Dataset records
◇ ◇ ◇

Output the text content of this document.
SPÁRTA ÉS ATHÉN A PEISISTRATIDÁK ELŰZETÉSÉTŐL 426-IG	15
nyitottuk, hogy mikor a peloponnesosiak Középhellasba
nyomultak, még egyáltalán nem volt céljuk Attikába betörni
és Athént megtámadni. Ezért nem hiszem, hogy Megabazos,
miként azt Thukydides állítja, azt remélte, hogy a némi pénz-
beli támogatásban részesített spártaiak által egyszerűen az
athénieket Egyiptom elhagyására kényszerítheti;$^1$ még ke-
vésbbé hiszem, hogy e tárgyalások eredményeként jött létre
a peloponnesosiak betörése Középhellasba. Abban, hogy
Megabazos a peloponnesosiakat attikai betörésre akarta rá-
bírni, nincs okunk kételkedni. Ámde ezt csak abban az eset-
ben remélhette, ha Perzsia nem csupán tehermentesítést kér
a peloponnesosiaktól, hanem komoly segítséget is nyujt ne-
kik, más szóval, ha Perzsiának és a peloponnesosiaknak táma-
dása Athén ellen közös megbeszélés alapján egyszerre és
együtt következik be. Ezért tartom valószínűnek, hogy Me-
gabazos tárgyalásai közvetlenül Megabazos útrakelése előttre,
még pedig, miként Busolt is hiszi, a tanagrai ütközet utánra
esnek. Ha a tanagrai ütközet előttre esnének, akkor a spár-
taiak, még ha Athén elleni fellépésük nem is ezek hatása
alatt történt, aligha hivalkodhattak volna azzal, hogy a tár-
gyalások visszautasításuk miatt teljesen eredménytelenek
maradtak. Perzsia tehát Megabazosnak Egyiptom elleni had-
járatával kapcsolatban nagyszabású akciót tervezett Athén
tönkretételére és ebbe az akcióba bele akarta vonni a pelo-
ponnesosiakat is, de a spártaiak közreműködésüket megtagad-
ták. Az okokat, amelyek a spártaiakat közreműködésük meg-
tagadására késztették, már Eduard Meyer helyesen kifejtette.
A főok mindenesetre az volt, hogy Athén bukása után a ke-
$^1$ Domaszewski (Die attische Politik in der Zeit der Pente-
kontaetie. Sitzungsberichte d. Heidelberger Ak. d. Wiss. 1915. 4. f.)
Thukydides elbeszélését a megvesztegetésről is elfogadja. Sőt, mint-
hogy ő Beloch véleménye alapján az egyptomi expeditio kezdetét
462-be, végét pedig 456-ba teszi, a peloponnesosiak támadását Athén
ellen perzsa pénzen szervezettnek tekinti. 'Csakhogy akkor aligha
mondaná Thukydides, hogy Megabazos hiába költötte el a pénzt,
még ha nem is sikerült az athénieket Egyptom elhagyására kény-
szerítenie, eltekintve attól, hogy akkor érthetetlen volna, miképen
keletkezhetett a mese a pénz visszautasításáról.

◇ ◇ ◇

Set out the complete listing exactly as shown.

Output the text content of this document.
SPÁRTA ÉS ATHÉN A PEISISTRATIDÁK ELŰZETÉSÉTŐL 426-IG	15
nyitottuk, hogy mikor a peloponnesosiak Középhellasba
nyomultak, még egyáltalán nem volt céljuk Attikába betörni
és Athént megtámadni. Ezért nem hiszem, hogy Megabazos,
miként azt Thukydides állítja, azt remélte, hogy a némi pénz-
beli támogatásban részesített spártaiak által egyszerűen az
athénieket Egyiptom elhagyására kényszerítheti;$^1$ még ke-
vésbbé hiszem, hogy e tárgyalások eredményeként jött létre
a peloponnesosiak betörése Középhellasba. Abban, hogy
Megabazos a peloponnesosiakat attikai betörésre akarta rá-
bírni, nincs okunk kételkedni. Ámde ezt csak abban az eset-
ben remélhette, ha Perzsia nem csupán tehermentesítést kér
a peloponnesosiaktól, hanem komoly segítséget is nyujt ne-
kik, más szóval, ha Perzsiának és a peloponnesosiaknak táma-
dása Athén ellen közös megbeszélés alapján egyszerre és
együtt következik be. Ezért tartom valószínűnek, hogy Me-
gabazos tárgyalásai közvetlenül Megabazos útrakelése előttre,
még pedig, miként Busolt is hiszi, a tanagrai ütközet utánra
esnek. Ha a tanagrai ütközet előttre esnének, akkor a spár-
taiak, még ha Athén elleni fellépésük nem is ezek hatása
alatt történt, aligha hivalkodhattak volna azzal, hogy a tár-
gyalások visszautasításuk miatt teljesen eredménytelenek
maradtak. Perzsia tehát Megabazosnak Egyiptom elleni had-
járatával kapcsolatban nagyszabású akciót tervezett Athén
tönkretételére és ebbe az akcióba bele akarta vonni a pelo-
ponnesosiakat is, de a spártaiak közreműködésüket megtagad-
ták. Az okokat, amelyek a spártaiakat közreműködésük meg-
tagadására késztették, már Eduard Meyer helyesen kifejtette.
A főok mindenesetre az volt, hogy Athén bukása után a ke-
$^1$ Domaszewski (Die attische Politik in der Zeit der Pente-
kontaetie. Sitzungsberichte d. Heidelberger Ak. d. Wiss. 1915. 4. f.)
Thukydides elbeszélését a megvesztegetésről is elfogadja. Sőt, mint-
hogy ő Beloch véleménye alapján az egyptomi expeditio kezdetét
462-be, végét pedig 456-ba teszi, a peloponnesosiak támadását Athén
ellen perzsa pénzen szervezettnek tekinti. 'Csakhogy akkor aligha
mondaná Thukydides, hogy Megabazos hiába költötte el a pénzt,
még ha nem is sikerült az athénieket Egyptom elhagyására kény-
szerítenie, eltekintve attól, hogy akkor érthetetlen volna, miképen
keletkezhetett a mese a pénz visszautasításáról.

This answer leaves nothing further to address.